BEGIN STORED DATA

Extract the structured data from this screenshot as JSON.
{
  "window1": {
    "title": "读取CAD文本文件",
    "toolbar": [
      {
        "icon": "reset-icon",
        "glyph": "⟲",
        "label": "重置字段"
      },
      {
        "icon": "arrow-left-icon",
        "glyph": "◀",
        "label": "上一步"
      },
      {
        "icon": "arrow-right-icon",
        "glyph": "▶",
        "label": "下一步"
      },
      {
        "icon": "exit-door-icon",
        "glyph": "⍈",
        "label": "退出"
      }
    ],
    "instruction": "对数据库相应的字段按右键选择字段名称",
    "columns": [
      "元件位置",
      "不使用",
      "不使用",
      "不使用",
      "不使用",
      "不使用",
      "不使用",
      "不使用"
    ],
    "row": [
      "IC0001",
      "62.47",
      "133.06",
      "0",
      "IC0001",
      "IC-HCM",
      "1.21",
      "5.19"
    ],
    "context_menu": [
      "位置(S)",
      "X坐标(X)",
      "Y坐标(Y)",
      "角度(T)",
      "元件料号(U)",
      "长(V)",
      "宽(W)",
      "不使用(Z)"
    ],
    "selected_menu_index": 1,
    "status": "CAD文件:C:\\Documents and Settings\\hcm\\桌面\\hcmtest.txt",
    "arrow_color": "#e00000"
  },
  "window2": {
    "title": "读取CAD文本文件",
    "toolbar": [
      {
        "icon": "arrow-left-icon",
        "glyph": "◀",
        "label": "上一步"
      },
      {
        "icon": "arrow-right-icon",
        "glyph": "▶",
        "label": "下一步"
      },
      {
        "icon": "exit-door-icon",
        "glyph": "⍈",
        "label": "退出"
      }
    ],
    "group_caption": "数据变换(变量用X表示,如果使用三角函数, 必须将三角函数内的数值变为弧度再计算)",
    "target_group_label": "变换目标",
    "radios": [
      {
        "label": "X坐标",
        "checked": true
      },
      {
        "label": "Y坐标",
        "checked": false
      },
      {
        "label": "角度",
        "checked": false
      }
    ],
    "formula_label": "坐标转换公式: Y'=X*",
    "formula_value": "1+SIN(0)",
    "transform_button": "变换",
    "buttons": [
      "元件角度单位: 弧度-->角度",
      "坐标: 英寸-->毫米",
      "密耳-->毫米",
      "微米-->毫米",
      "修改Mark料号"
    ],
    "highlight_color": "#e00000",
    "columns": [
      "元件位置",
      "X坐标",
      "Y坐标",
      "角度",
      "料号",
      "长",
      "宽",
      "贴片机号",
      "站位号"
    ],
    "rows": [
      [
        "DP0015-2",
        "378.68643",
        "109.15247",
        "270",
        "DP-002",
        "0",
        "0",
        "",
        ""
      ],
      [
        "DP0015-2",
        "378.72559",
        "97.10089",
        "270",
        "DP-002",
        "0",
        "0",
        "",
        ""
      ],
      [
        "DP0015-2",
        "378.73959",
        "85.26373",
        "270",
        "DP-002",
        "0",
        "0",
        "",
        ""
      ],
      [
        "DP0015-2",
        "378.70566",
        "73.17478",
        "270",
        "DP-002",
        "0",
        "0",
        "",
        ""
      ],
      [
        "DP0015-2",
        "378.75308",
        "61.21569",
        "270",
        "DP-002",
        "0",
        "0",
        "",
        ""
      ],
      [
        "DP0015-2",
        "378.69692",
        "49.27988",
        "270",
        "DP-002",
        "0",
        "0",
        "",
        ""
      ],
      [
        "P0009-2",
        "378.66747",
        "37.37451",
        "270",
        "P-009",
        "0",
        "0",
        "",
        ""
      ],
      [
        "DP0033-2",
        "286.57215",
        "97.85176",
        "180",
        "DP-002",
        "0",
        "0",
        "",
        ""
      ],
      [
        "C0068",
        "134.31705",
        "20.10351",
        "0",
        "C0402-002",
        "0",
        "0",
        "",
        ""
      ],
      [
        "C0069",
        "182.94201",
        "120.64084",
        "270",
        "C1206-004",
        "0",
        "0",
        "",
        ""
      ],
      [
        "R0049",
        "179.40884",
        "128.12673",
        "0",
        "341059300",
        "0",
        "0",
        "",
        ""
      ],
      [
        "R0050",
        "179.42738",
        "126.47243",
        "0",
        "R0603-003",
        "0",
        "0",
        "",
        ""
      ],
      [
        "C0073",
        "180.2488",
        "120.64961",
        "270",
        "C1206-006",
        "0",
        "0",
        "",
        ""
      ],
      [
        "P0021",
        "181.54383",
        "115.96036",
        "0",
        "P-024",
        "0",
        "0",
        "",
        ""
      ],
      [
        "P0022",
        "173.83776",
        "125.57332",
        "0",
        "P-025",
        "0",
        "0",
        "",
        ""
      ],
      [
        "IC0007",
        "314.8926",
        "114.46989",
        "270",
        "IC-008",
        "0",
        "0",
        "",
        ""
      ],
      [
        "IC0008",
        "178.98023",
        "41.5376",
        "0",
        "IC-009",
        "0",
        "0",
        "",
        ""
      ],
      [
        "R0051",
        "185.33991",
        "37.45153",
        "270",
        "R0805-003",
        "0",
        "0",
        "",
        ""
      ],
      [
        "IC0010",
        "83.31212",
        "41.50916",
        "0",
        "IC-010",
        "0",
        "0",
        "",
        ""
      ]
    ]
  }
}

END STORED DATA

- WHAT IS ASKED: Repeat the listing above without any change.

- FINISHED EXERCISE:
Extract the structured data from this screenshot as JSON.
{
  "window1": {
    "title": "读取CAD文本文件",
    "toolbar": [
      {
        "icon": "reset-icon",
        "glyph": "⟲",
        "label": "重置字段"
      },
      {
        "icon": "arrow-left-icon",
        "glyph": "◀",
        "label": "上一步"
      },
      {
        "icon": "arrow-right-icon",
        "glyph": "▶",
        "label": "下一步"
      },
      {
        "icon": "exit-door-icon",
        "glyph": "⍈",
        "label": "退出"
      }
    ],
    "instruction": "对数据库相应的字段按右键选择字段名称",
    "columns": [
      "元件位置",
      "不使用",
      "不使用",
      "不使用",
      "不使用",
      "不使用",
      "不使用",
      "不使用"
    ],
    "row": [
      "IC0001",
      "62.47",
      "133.06",
      "0",
      "IC0001",
      "IC-HCM",
      "1.21",
      "5.19"
    ],
    "context_menu": [
      "位置(S)",
      "X坐标(X)",
      "Y坐标(Y)",
      "角度(T)",
      "元件料号(U)",
      "长(V)",
      "宽(W)",
      "不使用(Z)"
    ],
    "selected_menu_index": 1,
    "status": "CAD文件:C:\\Documents and Settings\\hcm\\桌面\\hcmtest.txt",
    "arrow_color": "#e00000"
  },
  "window2": {
    "title": "读取CAD文本文件",
    "toolbar": [
      {
        "icon": "arrow-left-icon",
        "glyph": "◀",
        "label": "上一步"
      },
      {
        "icon": "arrow-right-icon",
        "glyph": "▶",
        "label": "下一步"
      },
      {
        "icon": "exit-door-icon",
        "glyph": "⍈",
        "label": "退出"
      }
    ],
    "group_caption": "数据变换(变量用X表示,如果使用三角函数, 必须将三角函数内的数值变为弧度再计算)",
    "target_group_label": "变换目标",
    "radios": [
      {
        "label": "X坐标",
        "checked": true
      },
      {
        "label": "Y坐标",
        "checked": false
      },
      {
        "label": "角度",
        "checked": false
      }
    ],
    "formula_label": "坐标转换公式: Y'=X*",
    "formula_value": "1+SIN(0)",
    "transform_button": "变换",
    "buttons": [
      "元件角度单位: 弧度-->角度",
      "坐标: 英寸-->毫米",
      "密耳-->毫米",
      "微米-->毫米",
      "修改Mark料号"
    ],
    "highlight_color": "#e00000",
    "columns": [
      "元件位置",
      "X坐标",
      "Y坐标",
      "角度",
      "料号",
      "长",
      "宽",
      "贴片机号",
      "站位号"
    ],
    "rows": [
      [
        "DP0015-2",
        "378.68643",
        "109.15247",
        "270",
        "DP-002",
        "0",
        "0",
        "",
        ""
      ],
      [
        "DP0015-2",
        "378.72559",
        "97.10089",
        "270",
        "DP-002",
        "0",
        "0",
        "",
        ""
      ],
      [
        "DP0015-2",
        "378.73959",
        "85.26373",
        "270",
        "DP-002",
        "0",
        "0",
        "",
        ""
      ],
      [
        "DP0015-2",
        "378.70566",
        "73.17478",
        "270",
        "DP-002",
        "0",
        "0",
        "",
        ""
      ],
      [
        "DP0015-2",
        "378.75308",
        "61.21569",
        "270",
        "DP-002",
        "0",
        "0",
        "",
        ""
      ],
      [
        "DP0015-2",
        "378.69692",
        "49.27988",
        "270",
        "DP-002",
        "0",
        "0",
        "",
        ""
      ],
      [
        "P0009-2",
        "378.66747",
        "37.37451",
        "270",
        "P-009",
        "0",
        "0",
        "",
        ""
      ],
      [
        "DP0033-2",
        "286.57215",
        "97.85176",
        "180",
        "DP-002",
        "0",
        "0",
        "",
        ""
      ],
      [
        "C0068",
        "134.31705",
        "20.10351",
        "0",
        "C0402-002",
        "0",
        "0",
        "",
        ""
      ],
      [
        "C0069",
        "182.94201",
        "120.64084",
        "270",
        "C1206-004",
        "0",
        "0",
        "",
        ""
      ],
      [
        "R0049",
        "179.40884",
        "128.12673",
        "0",
        "341059300",
        "0",
        "0",
        "",
        ""
      ],
      [
        "R0050",
        "179.42738",
        "126.47243",
        "0",
        "R0603-003",
        "0",
        "0",
        "",
        ""
      ],
      [
        "C0073",
        "180.2488",
        "120.64961",
        "270",
        "C1206-006",
        "0",
        "0",
        "",
        ""
      ],
      [
        "P0021",
        "181.54383",
        "115.96036",
        "0",
        "P-024",
        "0",
        "0",
        "",
        ""
      ],
      [
        "P0022",
        "173.83776",
        "125.57332",
        "0",
        "P-025",
        "0",
        "0",
        "",
        ""
      ],
      [
        "IC0007",
        "314.8926",
        "114.46989",
        "270",
        "IC-008",
        "0",
        "0",
        "",
        ""
      ],
      [
        "IC0008",
        "178.98023",
        "41.5376",
        "0",
        "IC-009",
        "0",
        "0",
        "",
        ""
      ],
      [
        "R0051",
        "185.33991",
        "37.45153",
        "270",
        "R0805-003",
        "0",
        "0",
        "",
        ""
      ],
      [
        "IC0010",
        "83.31212",
        "41.50916",
        "0",
        "IC-010",
        "0",
        "0",
        "",
        ""
      ]
    ]
  }
}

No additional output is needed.